[Dataset rows about figures]
--- --- ---

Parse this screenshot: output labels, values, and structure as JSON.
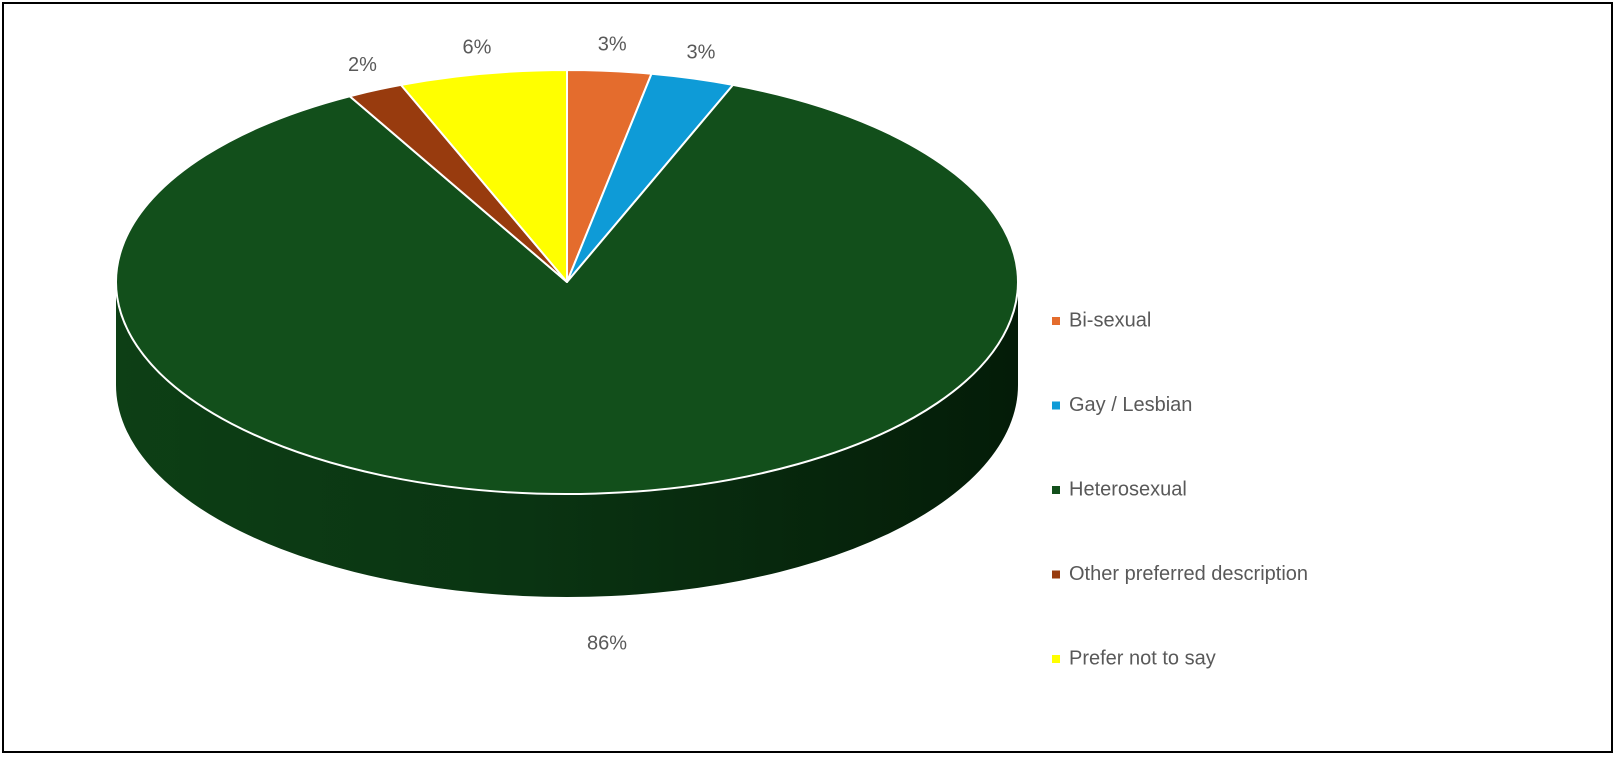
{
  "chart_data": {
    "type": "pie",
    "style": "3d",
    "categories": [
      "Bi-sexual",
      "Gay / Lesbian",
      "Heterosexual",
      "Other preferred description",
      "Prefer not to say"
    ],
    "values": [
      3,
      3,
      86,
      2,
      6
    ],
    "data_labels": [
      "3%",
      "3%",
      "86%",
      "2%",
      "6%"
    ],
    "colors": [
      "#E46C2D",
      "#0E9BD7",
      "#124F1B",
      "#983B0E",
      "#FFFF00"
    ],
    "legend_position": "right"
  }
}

--- --- ---

## Exercise brief
Write out the records above exactly as they stand, leaving out every picture.

## Written solution
Parse this screenshot: output labels, values, and structure as JSON.
{
  "chart_data": {
    "type": "pie",
    "style": "3d",
    "categories": [
      "Bi-sexual",
      "Gay / Lesbian",
      "Heterosexual",
      "Other preferred description",
      "Prefer not to say"
    ],
    "values": [
      3,
      3,
      86,
      2,
      6
    ],
    "data_labels": [
      "3%",
      "3%",
      "86%",
      "2%",
      "6%"
    ],
    "colors": [
      "#E46C2D",
      "#0E9BD7",
      "#124F1B",
      "#983B0E",
      "#FFFF00"
    ],
    "legend_position": "right"
  }
}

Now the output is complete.